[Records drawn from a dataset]
******

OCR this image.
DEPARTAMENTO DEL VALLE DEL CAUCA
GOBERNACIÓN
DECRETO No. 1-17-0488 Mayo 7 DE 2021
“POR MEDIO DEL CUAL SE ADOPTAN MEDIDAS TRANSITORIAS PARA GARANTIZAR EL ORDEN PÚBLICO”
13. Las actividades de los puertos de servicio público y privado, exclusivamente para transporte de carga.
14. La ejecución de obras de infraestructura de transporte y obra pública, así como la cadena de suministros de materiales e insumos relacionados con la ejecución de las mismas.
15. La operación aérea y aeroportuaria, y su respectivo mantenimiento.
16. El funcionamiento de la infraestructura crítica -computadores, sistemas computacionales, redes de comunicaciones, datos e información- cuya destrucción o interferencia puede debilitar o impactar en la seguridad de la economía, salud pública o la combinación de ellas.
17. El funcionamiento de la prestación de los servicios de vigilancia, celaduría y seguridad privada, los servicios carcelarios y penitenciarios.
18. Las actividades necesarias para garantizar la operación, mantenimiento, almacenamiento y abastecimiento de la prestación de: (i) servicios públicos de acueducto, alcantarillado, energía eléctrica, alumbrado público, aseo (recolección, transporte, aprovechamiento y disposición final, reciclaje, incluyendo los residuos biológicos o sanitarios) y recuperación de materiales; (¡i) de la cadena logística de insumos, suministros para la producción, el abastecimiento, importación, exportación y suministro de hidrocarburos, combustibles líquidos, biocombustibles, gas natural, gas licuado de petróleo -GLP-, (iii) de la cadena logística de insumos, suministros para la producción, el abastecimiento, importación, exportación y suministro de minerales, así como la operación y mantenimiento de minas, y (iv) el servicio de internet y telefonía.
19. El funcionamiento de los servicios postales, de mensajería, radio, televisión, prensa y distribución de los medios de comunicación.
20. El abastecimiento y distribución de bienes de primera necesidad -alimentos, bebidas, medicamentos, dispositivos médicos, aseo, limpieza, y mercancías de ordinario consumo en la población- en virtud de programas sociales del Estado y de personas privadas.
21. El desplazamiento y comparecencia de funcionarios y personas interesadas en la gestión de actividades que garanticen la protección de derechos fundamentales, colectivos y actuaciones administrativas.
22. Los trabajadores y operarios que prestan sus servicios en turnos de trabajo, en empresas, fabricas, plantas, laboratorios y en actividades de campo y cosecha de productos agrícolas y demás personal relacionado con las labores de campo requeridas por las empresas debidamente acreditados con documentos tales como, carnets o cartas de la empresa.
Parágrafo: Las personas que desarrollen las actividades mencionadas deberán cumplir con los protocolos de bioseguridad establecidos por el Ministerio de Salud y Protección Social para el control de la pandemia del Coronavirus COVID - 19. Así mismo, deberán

******

# Task brief
For each line above that contains "distribución", make a copy.

# Task response
19. El funcionamiento de los servicios postales, de mensajería, radio, televisión, prensa y distribución de los medios de comunicación.
20. El abastecimiento y distribución de bienes de primera necesidad -alimentos, bebidas, medicamentos, dispositivos médicos, aseo, limpieza, y mercancías de ordinario consumo en la población- en virtud de programas sociales del Estado y de personas privadas.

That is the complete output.